List of tasks.
1. From the abstract on phosphate control in renal insufficiency, extract the passage from "作者: Abderrahmane Ghazali,   Fethi" up to and including "Available online 1993)".
2. According to the abstract on phosphate control in renal insufficiency, below what glomerular filtration rate are phosphate binders almost always necessary?

作者: Abderrahmane Ghazali,   Fethi Hamida,   Mouloud Bouzernidj,   Najeh Esper,   Pierre Westeel,   Albert Fournier,  

 

期刊: Current Opinion in Nephrology and Hypertension  (OVID Available online 1993)
卷期: Volume 2, issue 4  

页码: 566-579

 

ISSN:1062-4821

 

年代: 1993

 

出版商: OVID

 

数据来源: OVID

 

摘要:

Phosphate retention plays a major role in the pathogenesis of hyperparathyroidism at all stages of renal insufficiency. Dietary phosphate restriction is mandatory only for adults and is not advised for children because of the recommended diet allowance. Dietary restriction is usually not sufficient, and phosphate binders are almost always necessary when the glomerular filtration rate falls below 40 mL/min. Because long-term administration of aluminum phosphate binders is associated with risk of aluminum intoxication despite the use of so-called “safe doses,” alternative phosphate binders should be used. Magnesium hydroxide and carbonate can be used only for dialysis patients because a low dialysate magnesium concentration is necessary to prevent the hazards of hypermagnesemia. Therefore, the major alternative is the use of alkaline salts of calcium. The most recently proposed salt, acetate, has a higher phosphate-binding capacity than carbonate but exposes patients to the same incidence of hypercalcemia despite the use of half the dose of elemental calcium. These salts should be taken with meals in order to complex more dietary phosphate and decrease calcium absorption and therefore the risk of hypercalcemia. Oral calcium alone, without 1aOH-vitamin D3derivatives, can prevent hyperphosphatemia and hyperparathyroidism in most uremic patients before dialysis and in about half of the patients dialyzed with a dialysate calcium of 1.5 to 1.65 mmol/L. 1αOH-vitamin D3derivatives, which increase intestinal absorption of phosphate, should be used only when hyperphosphatemia has been prevented by oral calcium and diet and when plasma parathyroid hormone levels increase above three times the upper limit of normal. To decrease hypercalcemic risk, patients should be given 1αOH-vitamin D3derivatives, preferably at night, as an intermittent bolus (intravenous or oral). In dialysis patients, the dialysate concentration of calcium may have to be further decreased in order to prevent hypercalcemia when high doses of oral calcium are necessary to control hyperphosphatemia.

Information supplied.
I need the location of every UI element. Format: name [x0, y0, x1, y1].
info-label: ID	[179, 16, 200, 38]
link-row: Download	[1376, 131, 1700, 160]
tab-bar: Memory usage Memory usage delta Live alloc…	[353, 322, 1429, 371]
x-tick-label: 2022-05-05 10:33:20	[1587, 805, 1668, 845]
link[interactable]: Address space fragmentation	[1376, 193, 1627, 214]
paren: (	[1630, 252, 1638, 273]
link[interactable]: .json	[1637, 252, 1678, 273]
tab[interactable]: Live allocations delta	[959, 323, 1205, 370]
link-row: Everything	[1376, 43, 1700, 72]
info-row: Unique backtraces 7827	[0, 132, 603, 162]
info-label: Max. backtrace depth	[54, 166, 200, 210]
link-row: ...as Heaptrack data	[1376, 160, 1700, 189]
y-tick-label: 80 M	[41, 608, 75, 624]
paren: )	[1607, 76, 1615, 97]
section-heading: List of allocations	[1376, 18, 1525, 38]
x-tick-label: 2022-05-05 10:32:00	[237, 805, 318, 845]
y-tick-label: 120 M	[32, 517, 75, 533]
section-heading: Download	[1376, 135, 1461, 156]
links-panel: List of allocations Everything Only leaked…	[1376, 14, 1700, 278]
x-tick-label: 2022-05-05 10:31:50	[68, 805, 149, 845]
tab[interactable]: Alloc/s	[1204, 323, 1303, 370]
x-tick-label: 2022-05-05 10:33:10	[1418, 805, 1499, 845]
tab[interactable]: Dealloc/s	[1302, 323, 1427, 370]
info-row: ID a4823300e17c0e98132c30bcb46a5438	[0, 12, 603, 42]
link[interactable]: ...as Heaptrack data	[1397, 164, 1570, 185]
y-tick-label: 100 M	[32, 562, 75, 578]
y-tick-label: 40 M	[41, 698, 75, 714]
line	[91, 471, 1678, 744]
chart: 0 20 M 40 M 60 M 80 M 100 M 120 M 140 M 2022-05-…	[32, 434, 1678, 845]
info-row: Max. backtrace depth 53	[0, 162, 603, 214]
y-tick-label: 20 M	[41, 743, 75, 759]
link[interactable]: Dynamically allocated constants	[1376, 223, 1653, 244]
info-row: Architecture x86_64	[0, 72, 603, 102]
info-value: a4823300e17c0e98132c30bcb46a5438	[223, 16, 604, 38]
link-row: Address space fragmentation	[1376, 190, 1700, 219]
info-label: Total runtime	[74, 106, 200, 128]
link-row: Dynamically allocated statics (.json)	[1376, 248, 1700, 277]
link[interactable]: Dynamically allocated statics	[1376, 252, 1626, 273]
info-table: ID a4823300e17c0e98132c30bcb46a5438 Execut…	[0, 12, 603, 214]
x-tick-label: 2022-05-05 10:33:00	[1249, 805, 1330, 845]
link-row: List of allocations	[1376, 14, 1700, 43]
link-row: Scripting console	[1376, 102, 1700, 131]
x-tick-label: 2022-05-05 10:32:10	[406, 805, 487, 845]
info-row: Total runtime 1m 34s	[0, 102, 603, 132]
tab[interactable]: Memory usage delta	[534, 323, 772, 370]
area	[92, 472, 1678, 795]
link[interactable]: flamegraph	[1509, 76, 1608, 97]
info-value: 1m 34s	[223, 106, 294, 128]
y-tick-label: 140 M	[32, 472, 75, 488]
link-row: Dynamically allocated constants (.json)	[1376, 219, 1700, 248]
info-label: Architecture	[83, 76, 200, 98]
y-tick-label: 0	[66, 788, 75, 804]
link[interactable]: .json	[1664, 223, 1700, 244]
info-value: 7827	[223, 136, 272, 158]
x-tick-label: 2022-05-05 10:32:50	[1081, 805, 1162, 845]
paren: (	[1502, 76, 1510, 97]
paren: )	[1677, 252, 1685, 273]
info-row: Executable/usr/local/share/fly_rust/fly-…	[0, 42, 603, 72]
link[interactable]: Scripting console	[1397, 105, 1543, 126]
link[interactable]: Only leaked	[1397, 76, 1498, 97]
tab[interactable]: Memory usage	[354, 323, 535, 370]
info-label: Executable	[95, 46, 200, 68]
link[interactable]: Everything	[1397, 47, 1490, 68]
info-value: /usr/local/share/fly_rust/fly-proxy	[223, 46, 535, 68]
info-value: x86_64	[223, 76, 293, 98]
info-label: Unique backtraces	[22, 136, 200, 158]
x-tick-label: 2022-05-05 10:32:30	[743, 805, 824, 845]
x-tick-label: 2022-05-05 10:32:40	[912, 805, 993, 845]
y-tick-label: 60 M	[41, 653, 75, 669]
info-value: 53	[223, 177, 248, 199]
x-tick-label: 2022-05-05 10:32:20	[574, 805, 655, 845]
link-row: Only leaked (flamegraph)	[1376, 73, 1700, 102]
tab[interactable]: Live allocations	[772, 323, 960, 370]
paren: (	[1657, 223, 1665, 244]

Solutions to the tasks.
1.
作者: Abderrahmane Ghazali,   Fethi Hamida,   Mouloud Bouzernidj,   Najeh Esper,   Pierre Westeel,   Albert Fournier,  

 

期刊: Current Opinion in Nephrology and Hypertension  (OVID Available online 1993)

2. 40 mL/min